— start of RECORDED INFORMATION —

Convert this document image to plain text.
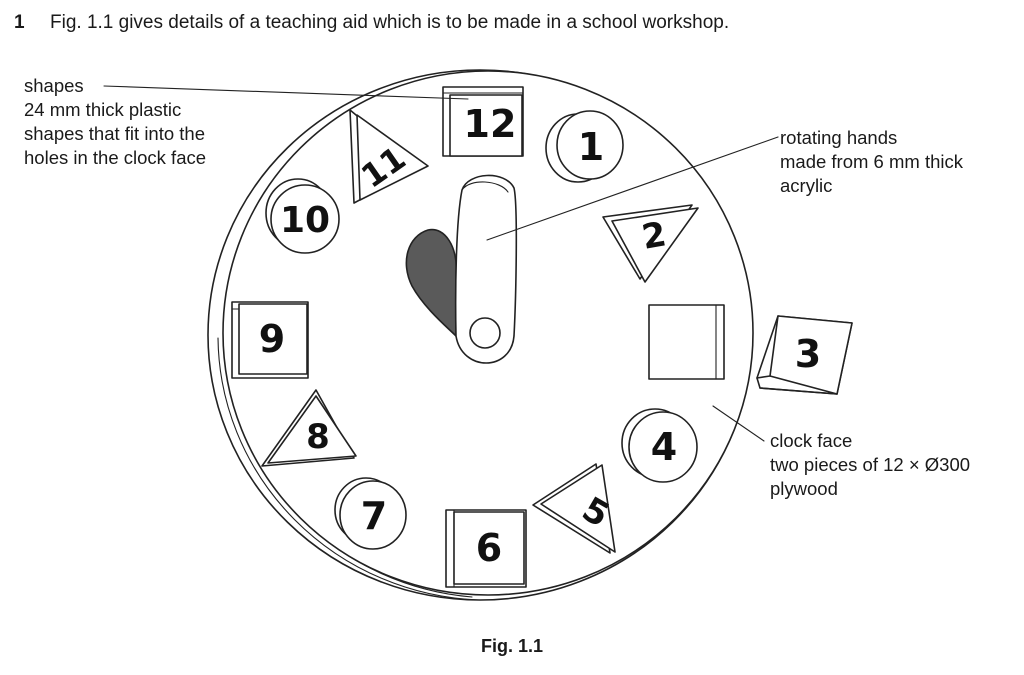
1 Fig. 1.1 gives details of a teaching aid which is to be made in a school workshop.
12
1
2
3
4
5
6
7
8
9
10
11
shapes
24 mm thick plastic
shapes that fit into the
holes in the clock face
rotating hands
made from 6 mm thick
acrylic
clock face
two pieces of 12 × Ø300
plywood
Fig. 1.1
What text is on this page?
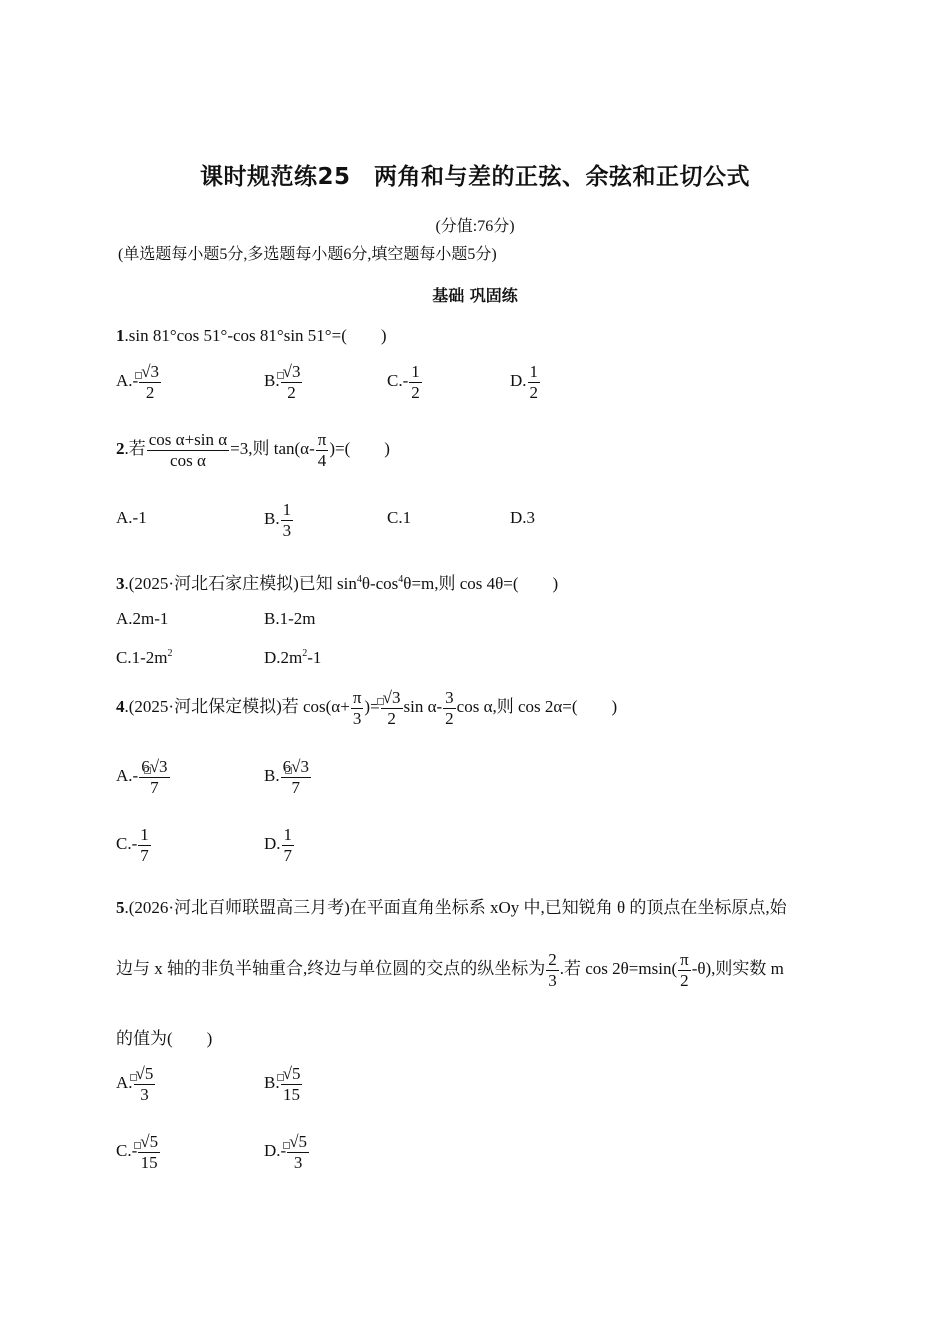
课时规范练25　两角和与差的正弦、余弦和正切公式
(分值:76分)
(单选题每小题5分,多选题每小题6分,填空题每小题5分)
基础 巩固练
1.sin 81°cos 51°-cos 81°sin 51°=(　　)
$A.- \frac{√3}{2}$	B. $\frac{√3}{2}$	$C.- \frac{1}{2}$	D. $\frac{1}{2}$
2.若 $\frac{\text{cos α+sin α}}{\text{cos α}} =3$,则 $\tan(\alpha- \frac{\pi}{4}$ )=(　　)
A.-1	B. $\frac{1}{3}$	C.1	D.3
3.(2025·河北石家庄模拟)已知 $\sin^4\theta-\cos^4\theta=m$,则 cos 4θ=(　　)
A.2m-1	B.1-2m
$C.1-2m^2$	$D.2m^2-1$
4.(2025·河北保定模拟)若 $\cos(\alpha+ \frac{\pi}{3}$ )= $\frac{√3}{2}$ $\sin \alpha- \frac{3}{2}$ cos α,则 cos 2α=(　　)
A.- 6
√3
7	B. 6
√3
7
$C.- \frac{1}{7}$	D. $\frac{1}{7}$
5.(2026·河北百师联盟高三月考)在平面直角坐标系 xOy 中,已知锐角 θ 的顶点在坐标原点,始
边与 x 轴的非负半轴重合,终边与单位圆的交点的纵坐标为 $\frac{2}{3}$ .若 $\cos 2\theta=msin( \frac{\pi}{2} -\theta)$,则实数 m
的值为(　　)
A. $\frac{√5}{3}$	B. $\frac{√5}{15}$
$C.- \frac{√5}{15}$	$D.- \frac{√5}{3}$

— end of RECORDED INFORMATION —

INSTRUCTIONS FOR THE TASK »
Skip all pictures. Write out only the lines from the one containing "What text is on this page?" to the end of the listing above, inclusive, exactly as given.

FULL SOLUTION »
What text is on this page?
课时规范练25　两角和与差的正弦、余弦和正切公式
(分值:76分)
(单选题每小题5分,多选题每小题6分,填空题每小题5分)
基础 巩固练
1.sin 81°cos 51°-cos 81°sin 51°=(　　)
$A.- \frac{√3}{2}$	B. $\frac{√3}{2}$	$C.- \frac{1}{2}$	D. $\frac{1}{2}$
2.若 $\frac{\text{cos α+sin α}}{\text{cos α}} =3$,则 $\tan(\alpha- \frac{\pi}{4}$ )=(　　)
A.-1	B. $\frac{1}{3}$	C.1	D.3
3.(2025·河北石家庄模拟)已知 $\sin^4\theta-\cos^4\theta=m$,则 cos 4θ=(　　)
A.2m-1	B.1-2m
$C.1-2m^2$	$D.2m^2-1$
4.(2025·河北保定模拟)若 $\cos(\alpha+ \frac{\pi}{3}$ )= $\frac{√3}{2}$ $\sin \alpha- \frac{3}{2}$ cos α,则 cos 2α=(　　)
A.- 6
√3
7	B. 6
√3
7
$C.- \frac{1}{7}$	D. $\frac{1}{7}$
5.(2026·河北百师联盟高三月考)在平面直角坐标系 xOy 中,已知锐角 θ 的顶点在坐标原点,始
边与 x 轴的非负半轴重合,终边与单位圆的交点的纵坐标为 $\frac{2}{3}$ .若 $\cos 2\theta=msin( \frac{\pi}{2} -\theta)$,则实数 m
的值为(　　)
A. $\frac{√5}{3}$	B. $\frac{√5}{15}$
$C.- \frac{√5}{15}$	$D.- \frac{√5}{3}$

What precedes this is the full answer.